##### Records for the task #####

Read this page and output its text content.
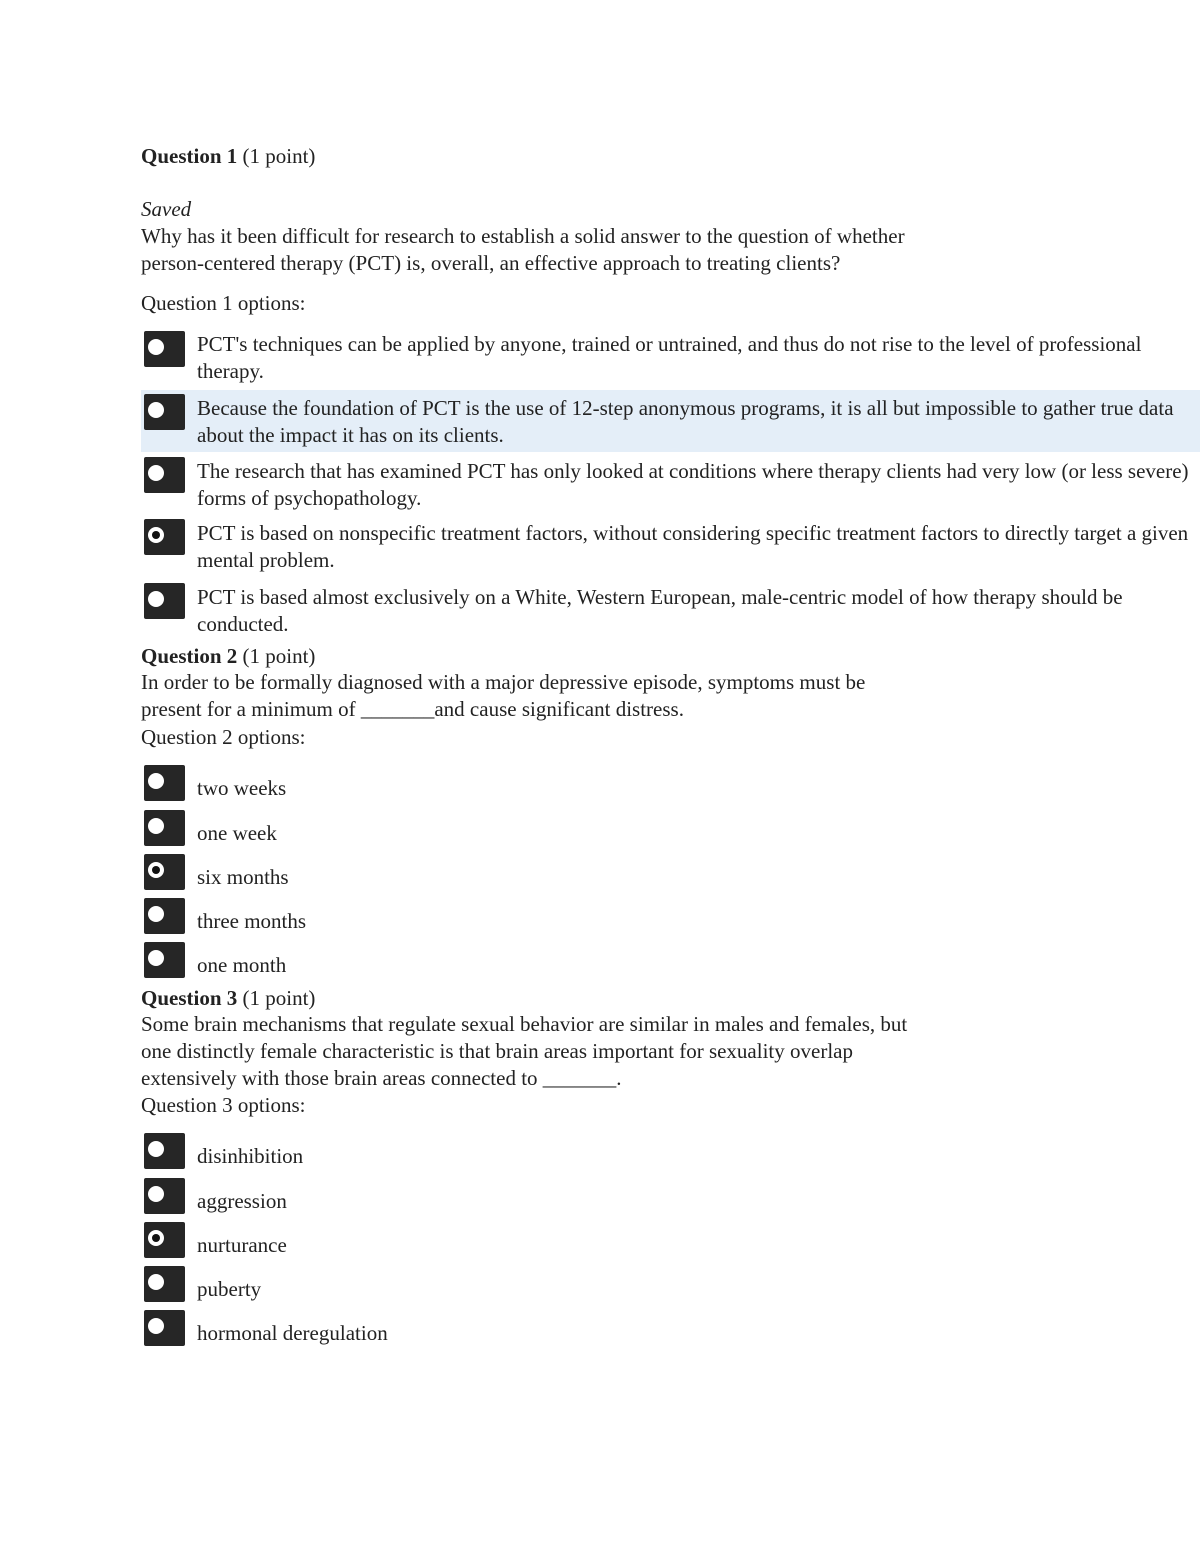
Question 1 (1 point)
Saved
Why has it been difficult for research to establish a solid answer to the question of whether
person-centered therapy (PCT) is, overall, an effective approach to treating clients?
Question 1 options:
PCT's techniques can be applied by anyone, trained or untrained, and thus do not rise to the level of professional therapy.
Because the foundation of PCT is the use of 12-step anonymous programs, it is all but impossible to gather true data about the impact it has on its clients.
The research that has examined PCT has only looked at conditions where therapy clients had very low (or less severe) forms of psychopathology.
PCT is based on nonspecific treatment factors, without considering specific treatment factors to directly target a given mental problem.
PCT is based almost exclusively on a White, Western European, male-centric model of how therapy should be conducted.
Question 2 (1 point)
In order to be formally diagnosed with a major depressive episode, symptoms must be
present for a minimum of _______and cause significant distress.
Question 2 options:
two weeks
one week
six months
three months
one month
Question 3 (1 point)
Some brain mechanisms that regulate sexual behavior are similar in males and females, but
one distinctly female characteristic is that brain areas important for sexuality overlap
extensively with those brain areas connected to _______.
Question 3 options:
disinhibition
aggression
nurturance
puberty
hormonal deregulation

#####

### Your objective
Report only the number of lines in the listing that contain the word "research".

### Problem solution
2